▶ [ITEMS]:
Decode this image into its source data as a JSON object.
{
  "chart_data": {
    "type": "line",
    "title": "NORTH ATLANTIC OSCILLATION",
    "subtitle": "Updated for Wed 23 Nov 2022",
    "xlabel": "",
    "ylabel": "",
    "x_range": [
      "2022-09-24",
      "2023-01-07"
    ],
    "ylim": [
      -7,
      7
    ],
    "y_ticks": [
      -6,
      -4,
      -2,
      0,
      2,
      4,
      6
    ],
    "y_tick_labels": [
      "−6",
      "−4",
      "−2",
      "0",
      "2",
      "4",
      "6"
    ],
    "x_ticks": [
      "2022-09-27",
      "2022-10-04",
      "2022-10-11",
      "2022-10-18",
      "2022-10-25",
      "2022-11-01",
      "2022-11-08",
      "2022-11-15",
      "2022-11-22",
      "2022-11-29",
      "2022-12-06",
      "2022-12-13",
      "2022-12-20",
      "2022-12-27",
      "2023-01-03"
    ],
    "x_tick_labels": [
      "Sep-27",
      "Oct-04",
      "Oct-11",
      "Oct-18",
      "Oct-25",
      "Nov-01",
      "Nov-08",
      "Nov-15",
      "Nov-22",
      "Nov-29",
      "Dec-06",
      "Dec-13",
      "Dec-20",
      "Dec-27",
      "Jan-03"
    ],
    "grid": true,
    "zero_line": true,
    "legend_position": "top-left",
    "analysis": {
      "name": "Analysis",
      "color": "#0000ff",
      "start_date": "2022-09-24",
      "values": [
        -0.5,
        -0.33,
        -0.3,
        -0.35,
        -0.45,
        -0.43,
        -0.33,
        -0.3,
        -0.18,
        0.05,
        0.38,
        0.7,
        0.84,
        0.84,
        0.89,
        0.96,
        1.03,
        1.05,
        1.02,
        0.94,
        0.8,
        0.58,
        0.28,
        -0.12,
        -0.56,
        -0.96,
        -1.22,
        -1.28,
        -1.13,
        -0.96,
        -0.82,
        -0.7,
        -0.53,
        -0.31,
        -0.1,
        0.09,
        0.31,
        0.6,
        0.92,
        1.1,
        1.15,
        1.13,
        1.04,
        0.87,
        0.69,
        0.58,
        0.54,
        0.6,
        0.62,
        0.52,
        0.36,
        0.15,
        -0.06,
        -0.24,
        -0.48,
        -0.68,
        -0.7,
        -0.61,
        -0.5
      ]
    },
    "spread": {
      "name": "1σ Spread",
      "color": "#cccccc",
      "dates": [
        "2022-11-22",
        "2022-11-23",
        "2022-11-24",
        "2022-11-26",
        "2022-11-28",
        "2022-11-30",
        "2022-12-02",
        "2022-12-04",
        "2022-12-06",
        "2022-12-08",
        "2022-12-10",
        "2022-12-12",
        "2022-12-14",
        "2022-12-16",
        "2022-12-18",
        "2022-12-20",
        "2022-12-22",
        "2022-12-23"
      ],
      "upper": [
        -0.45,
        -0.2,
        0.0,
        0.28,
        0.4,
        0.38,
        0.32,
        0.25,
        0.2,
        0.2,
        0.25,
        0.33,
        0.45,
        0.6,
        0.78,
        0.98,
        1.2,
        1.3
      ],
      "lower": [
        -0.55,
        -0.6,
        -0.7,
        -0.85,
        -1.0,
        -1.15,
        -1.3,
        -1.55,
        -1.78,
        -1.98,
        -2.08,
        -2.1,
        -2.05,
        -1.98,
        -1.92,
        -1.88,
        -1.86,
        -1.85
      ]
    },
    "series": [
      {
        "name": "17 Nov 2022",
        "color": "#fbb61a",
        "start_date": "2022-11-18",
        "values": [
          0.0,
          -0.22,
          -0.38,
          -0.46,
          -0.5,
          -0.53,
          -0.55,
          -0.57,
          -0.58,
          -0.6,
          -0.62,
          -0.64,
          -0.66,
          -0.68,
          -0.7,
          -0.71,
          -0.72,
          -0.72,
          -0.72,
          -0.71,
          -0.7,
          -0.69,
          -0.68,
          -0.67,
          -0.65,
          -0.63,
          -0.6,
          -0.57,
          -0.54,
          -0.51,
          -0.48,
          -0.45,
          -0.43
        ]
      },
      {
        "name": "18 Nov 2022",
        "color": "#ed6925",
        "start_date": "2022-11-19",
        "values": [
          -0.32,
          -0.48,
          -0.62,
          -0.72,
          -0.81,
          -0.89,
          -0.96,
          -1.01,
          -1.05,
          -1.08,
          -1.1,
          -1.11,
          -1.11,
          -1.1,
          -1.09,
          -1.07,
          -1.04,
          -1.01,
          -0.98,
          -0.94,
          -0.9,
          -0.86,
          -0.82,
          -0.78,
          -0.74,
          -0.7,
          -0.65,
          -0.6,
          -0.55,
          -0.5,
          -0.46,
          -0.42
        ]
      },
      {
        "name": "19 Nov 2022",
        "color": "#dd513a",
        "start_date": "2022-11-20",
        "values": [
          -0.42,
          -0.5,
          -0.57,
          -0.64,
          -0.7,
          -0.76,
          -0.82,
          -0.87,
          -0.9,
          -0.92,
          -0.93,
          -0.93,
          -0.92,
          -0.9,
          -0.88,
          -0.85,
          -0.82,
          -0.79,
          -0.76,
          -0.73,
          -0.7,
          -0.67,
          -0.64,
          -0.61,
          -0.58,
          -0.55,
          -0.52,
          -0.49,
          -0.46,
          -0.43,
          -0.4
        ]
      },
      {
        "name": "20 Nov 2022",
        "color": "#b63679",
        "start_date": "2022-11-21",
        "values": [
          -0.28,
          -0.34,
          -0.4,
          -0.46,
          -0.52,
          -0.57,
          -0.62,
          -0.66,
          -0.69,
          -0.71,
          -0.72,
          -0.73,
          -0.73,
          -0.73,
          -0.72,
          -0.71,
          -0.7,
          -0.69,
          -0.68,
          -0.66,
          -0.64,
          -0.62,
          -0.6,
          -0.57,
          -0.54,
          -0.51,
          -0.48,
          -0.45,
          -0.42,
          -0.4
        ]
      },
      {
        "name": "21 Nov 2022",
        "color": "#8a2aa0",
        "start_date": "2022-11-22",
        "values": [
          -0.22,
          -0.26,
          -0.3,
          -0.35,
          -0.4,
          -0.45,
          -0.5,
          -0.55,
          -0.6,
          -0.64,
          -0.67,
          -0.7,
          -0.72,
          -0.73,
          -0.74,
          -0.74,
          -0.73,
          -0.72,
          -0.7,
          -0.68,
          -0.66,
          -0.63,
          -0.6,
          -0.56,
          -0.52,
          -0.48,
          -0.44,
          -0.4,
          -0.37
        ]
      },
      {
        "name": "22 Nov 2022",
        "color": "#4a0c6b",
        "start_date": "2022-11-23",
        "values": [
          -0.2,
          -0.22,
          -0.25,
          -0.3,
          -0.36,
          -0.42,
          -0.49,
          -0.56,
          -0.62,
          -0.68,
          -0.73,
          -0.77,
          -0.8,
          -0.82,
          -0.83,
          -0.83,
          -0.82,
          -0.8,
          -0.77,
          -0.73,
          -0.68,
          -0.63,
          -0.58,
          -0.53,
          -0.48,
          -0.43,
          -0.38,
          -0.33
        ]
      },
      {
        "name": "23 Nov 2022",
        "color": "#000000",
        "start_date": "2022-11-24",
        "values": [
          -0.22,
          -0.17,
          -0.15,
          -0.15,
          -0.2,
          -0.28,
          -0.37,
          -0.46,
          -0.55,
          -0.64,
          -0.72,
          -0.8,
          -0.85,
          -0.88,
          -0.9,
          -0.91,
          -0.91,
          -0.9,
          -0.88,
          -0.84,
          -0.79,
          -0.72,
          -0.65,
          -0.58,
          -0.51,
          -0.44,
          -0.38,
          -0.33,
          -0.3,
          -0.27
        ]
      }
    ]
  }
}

▶ [WORK TO DO]: Please set down each line of the records exactly as given.

▶ [TASK ANSWER]:
Decode this image into its source data as a JSON object.
{
  "chart_data": {
    "type": "line",
    "title": "NORTH ATLANTIC OSCILLATION",
    "subtitle": "Updated for Wed 23 Nov 2022",
    "xlabel": "",
    "ylabel": "",
    "x_range": [
      "2022-09-24",
      "2023-01-07"
    ],
    "ylim": [
      -7,
      7
    ],
    "y_ticks": [
      -6,
      -4,
      -2,
      0,
      2,
      4,
      6
    ],
    "y_tick_labels": [
      "−6",
      "−4",
      "−2",
      "0",
      "2",
      "4",
      "6"
    ],
    "x_ticks": [
      "2022-09-27",
      "2022-10-04",
      "2022-10-11",
      "2022-10-18",
      "2022-10-25",
      "2022-11-01",
      "2022-11-08",
      "2022-11-15",
      "2022-11-22",
      "2022-11-29",
      "2022-12-06",
      "2022-12-13",
      "2022-12-20",
      "2022-12-27",
      "2023-01-03"
    ],
    "x_tick_labels": [
      "Sep-27",
      "Oct-04",
      "Oct-11",
      "Oct-18",
      "Oct-25",
      "Nov-01",
      "Nov-08",
      "Nov-15",
      "Nov-22",
      "Nov-29",
      "Dec-06",
      "Dec-13",
      "Dec-20",
      "Dec-27",
      "Jan-03"
    ],
    "grid": true,
    "zero_line": true,
    "legend_position": "top-left",
    "analysis": {
      "name": "Analysis",
      "color": "#0000ff",
      "start_date": "2022-09-24",
      "values": [
        -0.5,
        -0.33,
        -0.3,
        -0.35,
        -0.45,
        -0.43,
        -0.33,
        -0.3,
        -0.18,
        0.05,
        0.38,
        0.7,
        0.84,
        0.84,
        0.89,
        0.96,
        1.03,
        1.05,
        1.02,
        0.94,
        0.8,
        0.58,
        0.28,
        -0.12,
        -0.56,
        -0.96,
        -1.22,
        -1.28,
        -1.13,
        -0.96,
        -0.82,
        -0.7,
        -0.53,
        -0.31,
        -0.1,
        0.09,
        0.31,
        0.6,
        0.92,
        1.1,
        1.15,
        1.13,
        1.04,
        0.87,
        0.69,
        0.58,
        0.54,
        0.6,
        0.62,
        0.52,
        0.36,
        0.15,
        -0.06,
        -0.24,
        -0.48,
        -0.68,
        -0.7,
        -0.61,
        -0.5
      ]
    },
    "spread": {
      "name": "1σ Spread",
      "color": "#cccccc",
      "dates": [
        "2022-11-22",
        "2022-11-23",
        "2022-11-24",
        "2022-11-26",
        "2022-11-28",
        "2022-11-30",
        "2022-12-02",
        "2022-12-04",
        "2022-12-06",
        "2022-12-08",
        "2022-12-10",
        "2022-12-12",
        "2022-12-14",
        "2022-12-16",
        "2022-12-18",
        "2022-12-20",
        "2022-12-22",
        "2022-12-23"
      ],
      "upper": [
        -0.45,
        -0.2,
        0.0,
        0.28,
        0.4,
        0.38,
        0.32,
        0.25,
        0.2,
        0.2,
        0.25,
        0.33,
        0.45,
        0.6,
        0.78,
        0.98,
        1.2,
        1.3
      ],
      "lower": [
        -0.55,
        -0.6,
        -0.7,
        -0.85,
        -1.0,
        -1.15,
        -1.3,
        -1.55,
        -1.78,
        -1.98,
        -2.08,
        -2.1,
        -2.05,
        -1.98,
        -1.92,
        -1.88,
        -1.86,
        -1.85
      ]
    },
    "series": [
      {
        "name": "17 Nov 2022",
        "color": "#fbb61a",
        "start_date": "2022-11-18",
        "values": [
          0.0,
          -0.22,
          -0.38,
          -0.46,
          -0.5,
          -0.53,
          -0.55,
          -0.57,
          -0.58,
          -0.6,
          -0.62,
          -0.64,
          -0.66,
          -0.68,
          -0.7,
          -0.71,
          -0.72,
          -0.72,
          -0.72,
          -0.71,
          -0.7,
          -0.69,
          -0.68,
          -0.67,
          -0.65,
          -0.63,
          -0.6,
          -0.57,
          -0.54,
          -0.51,
          -0.48,
          -0.45,
          -0.43
        ]
      },
      {
        "name": "18 Nov 2022",
        "color": "#ed6925",
        "start_date": "2022-11-19",
        "values": [
          -0.32,
          -0.48,
          -0.62,
          -0.72,
          -0.81,
          -0.89,
          -0.96,
          -1.01,
          -1.05,
          -1.08,
          -1.1,
          -1.11,
          -1.11,
          -1.1,
          -1.09,
          -1.07,
          -1.04,
          -1.01,
          -0.98,
          -0.94,
          -0.9,
          -0.86,
          -0.82,
          -0.78,
          -0.74,
          -0.7,
          -0.65,
          -0.6,
          -0.55,
          -0.5,
          -0.46,
          -0.42
        ]
      },
      {
        "name": "19 Nov 2022",
        "color": "#dd513a",
        "start_date": "2022-11-20",
        "values": [
          -0.42,
          -0.5,
          -0.57,
          -0.64,
          -0.7,
          -0.76,
          -0.82,
          -0.87,
          -0.9,
          -0.92,
          -0.93,
          -0.93,
          -0.92,
          -0.9,
          -0.88,
          -0.85,
          -0.82,
          -0.79,
          -0.76,
          -0.73,
          -0.7,
          -0.67,
          -0.64,
          -0.61,
          -0.58,
          -0.55,
          -0.52,
          -0.49,
          -0.46,
          -0.43,
          -0.4
        ]
      },
      {
        "name": "20 Nov 2022",
        "color": "#b63679",
        "start_date": "2022-11-21",
        "values": [
          -0.28,
          -0.34,
          -0.4,
          -0.46,
          -0.52,
          -0.57,
          -0.62,
          -0.66,
          -0.69,
          -0.71,
          -0.72,
          -0.73,
          -0.73,
          -0.73,
          -0.72,
          -0.71,
          -0.7,
          -0.69,
          -0.68,
          -0.66,
          -0.64,
          -0.62,
          -0.6,
          -0.57,
          -0.54,
          -0.51,
          -0.48,
          -0.45,
          -0.42,
          -0.4
        ]
      },
      {
        "name": "21 Nov 2022",
        "color": "#8a2aa0",
        "start_date": "2022-11-22",
        "values": [
          -0.22,
          -0.26,
          -0.3,
          -0.35,
          -0.4,
          -0.45,
          -0.5,
          -0.55,
          -0.6,
          -0.64,
          -0.67,
          -0.7,
          -0.72,
          -0.73,
          -0.74,
          -0.74,
          -0.73,
          -0.72,
          -0.7,
          -0.68,
          -0.66,
          -0.63,
          -0.6,
          -0.56,
          -0.52,
          -0.48,
          -0.44,
          -0.4,
          -0.37
        ]
      },
      {
        "name": "22 Nov 2022",
        "color": "#4a0c6b",
        "start_date": "2022-11-23",
        "values": [
          -0.2,
          -0.22,
          -0.25,
          -0.3,
          -0.36,
          -0.42,
          -0.49,
          -0.56,
          -0.62,
          -0.68,
          -0.73,
          -0.77,
          -0.8,
          -0.82,
          -0.83,
          -0.83,
          -0.82,
          -0.8,
          -0.77,
          -0.73,
          -0.68,
          -0.63,
          -0.58,
          -0.53,
          -0.48,
          -0.43,
          -0.38,
          -0.33
        ]
      },
      {
        "name": "23 Nov 2022",
        "color": "#000000",
        "start_date": "2022-11-24",
        "values": [
          -0.22,
          -0.17,
          -0.15,
          -0.15,
          -0.2,
          -0.28,
          -0.37,
          -0.46,
          -0.55,
          -0.64,
          -0.72,
          -0.8,
          -0.85,
          -0.88,
          -0.9,
          -0.91,
          -0.91,
          -0.9,
          -0.88,
          -0.84,
          -0.79,
          -0.72,
          -0.65,
          -0.58,
          -0.51,
          -0.44,
          -0.38,
          -0.33,
          -0.3,
          -0.27
        ]
      }
    ]
  }
}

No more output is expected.